━━ DATA SECTION ━━

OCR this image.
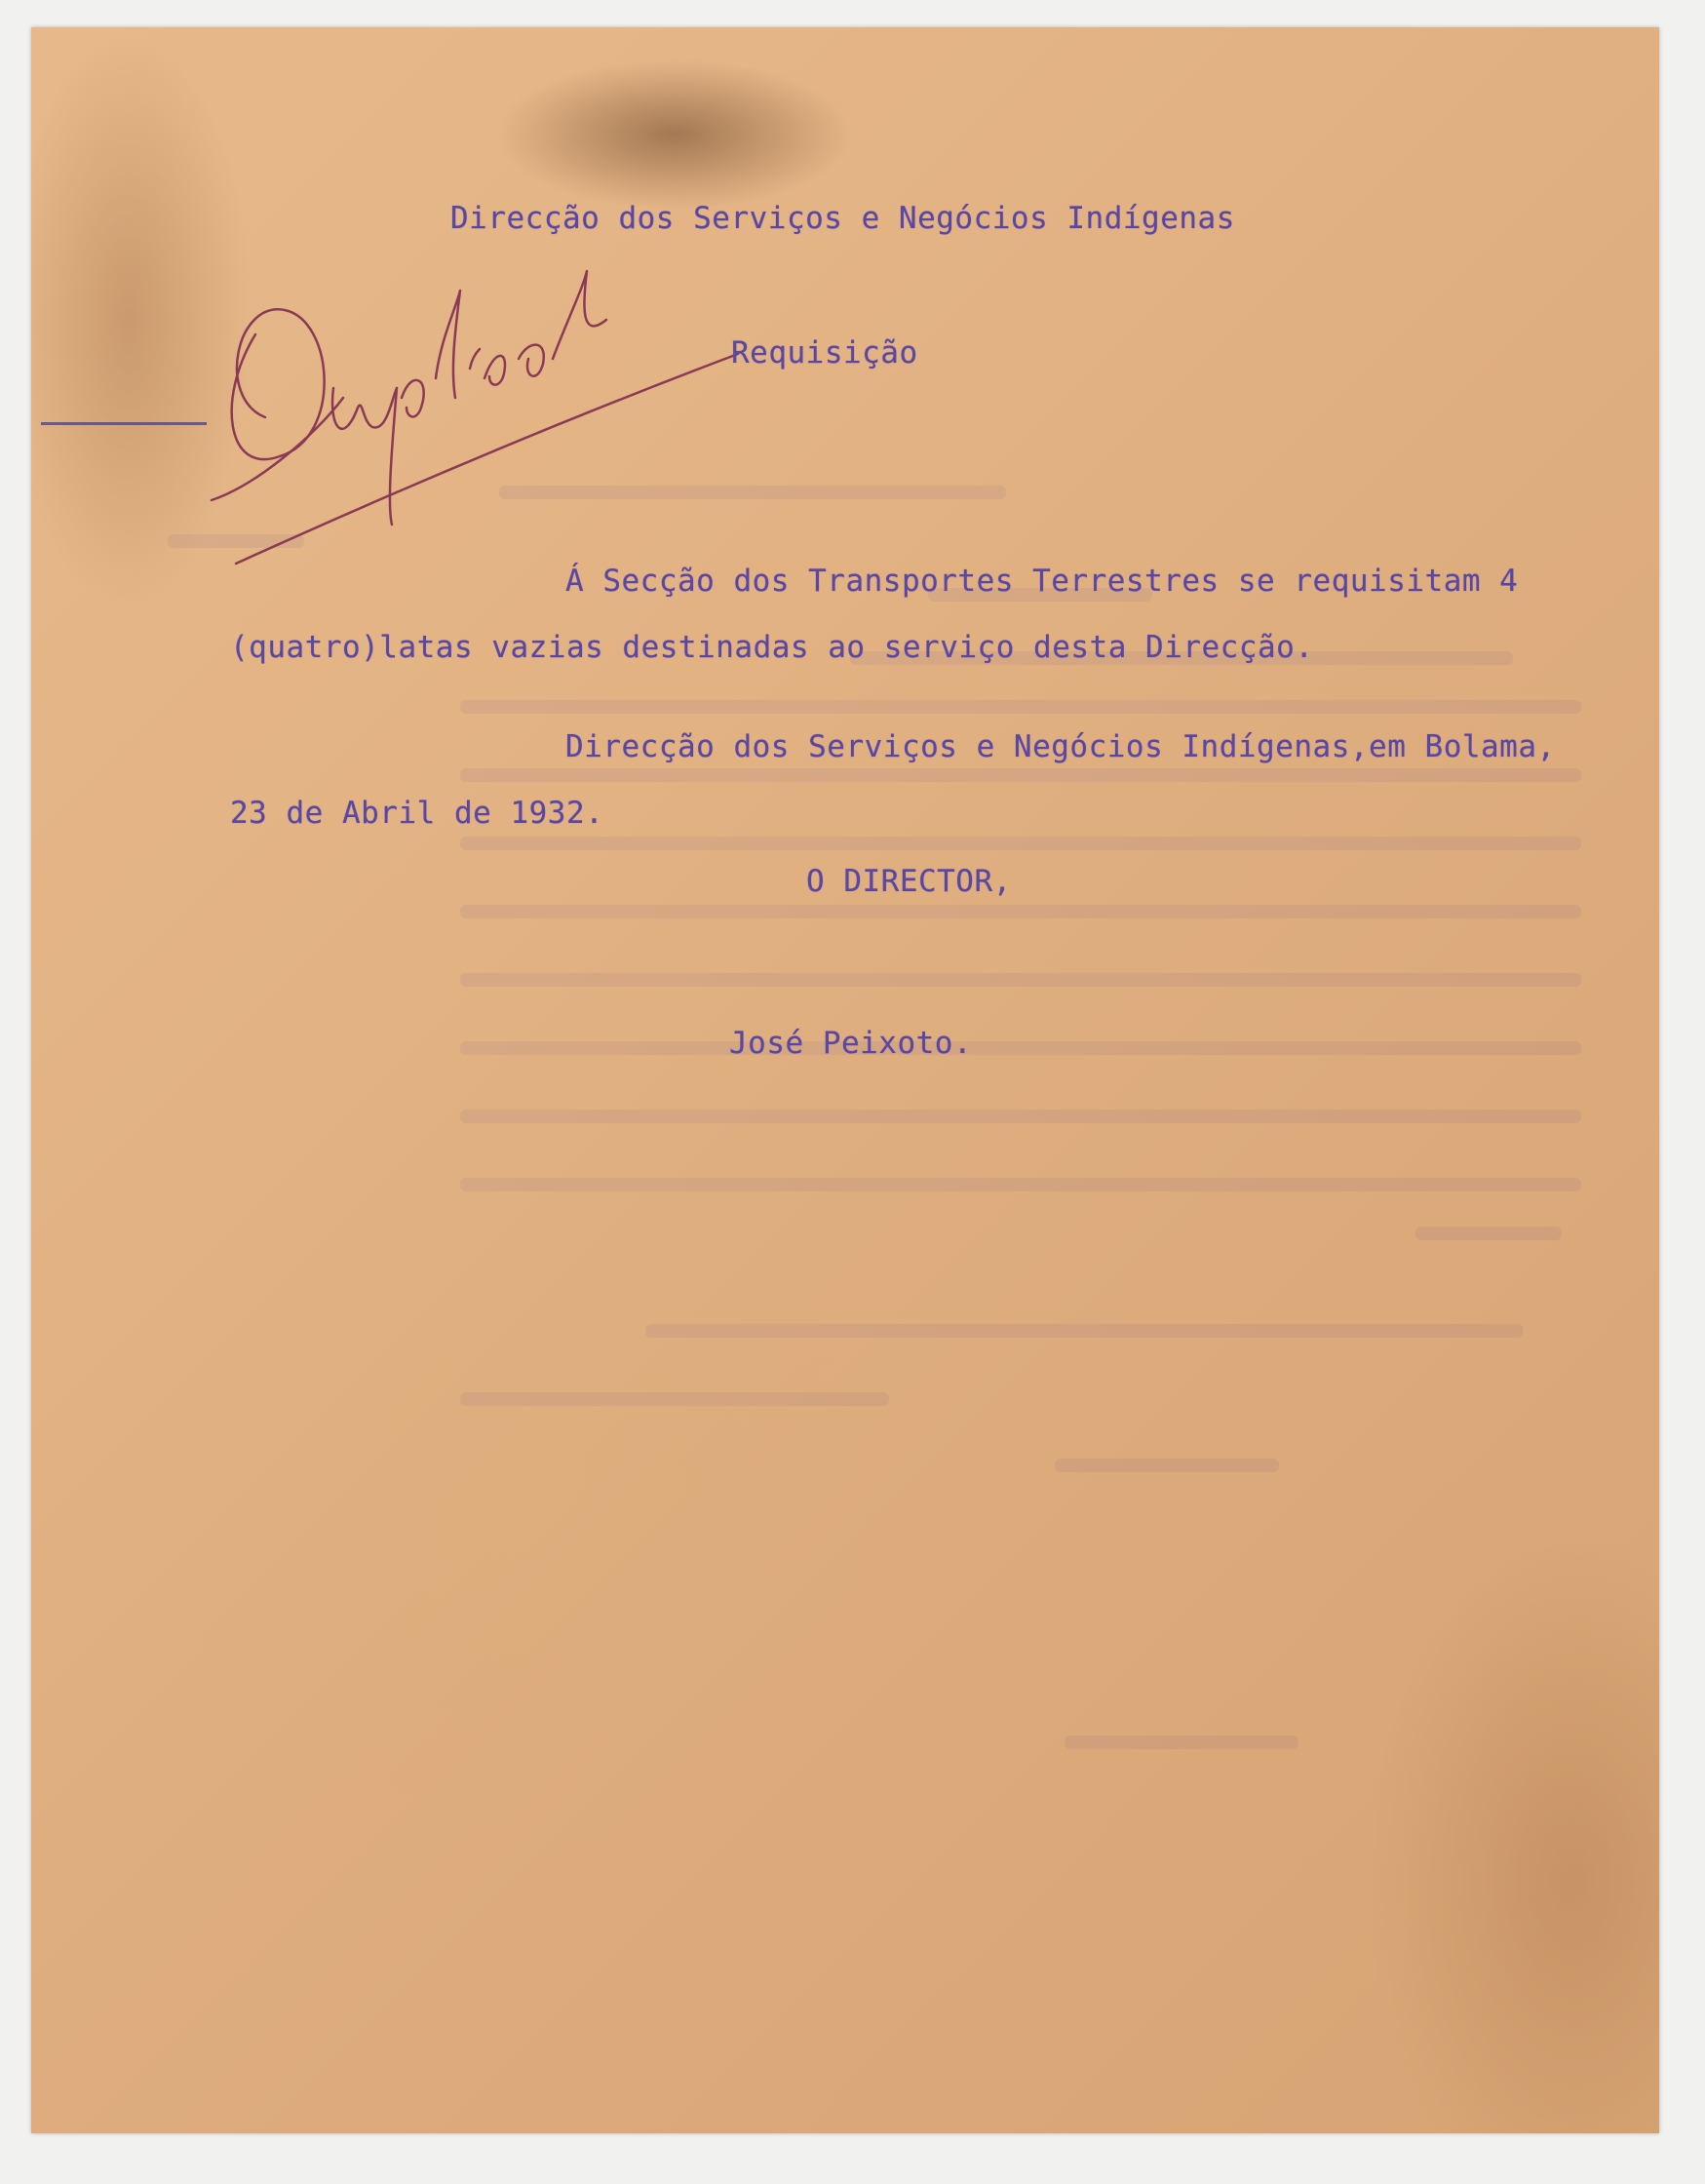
Direcção dos Serviços e Negócios Indígenas
Requisição
Á Secção dos Transportes Terrestres se requisitam 4
(quatro)latas vazias destinadas ao serviço desta Direcção.
Direcção dos Serviços e Negócios Indígenas,em Bolama,
23 de Abril de 1932.
O DIRECTOR,
José Peixoto.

━━━

From the entries above, select each line containing the string "Negócios".

REPLY:
Direcção dos Serviços e Negócios Indígenas
Direcção dos Serviços e Negócios Indígenas,em Bolama,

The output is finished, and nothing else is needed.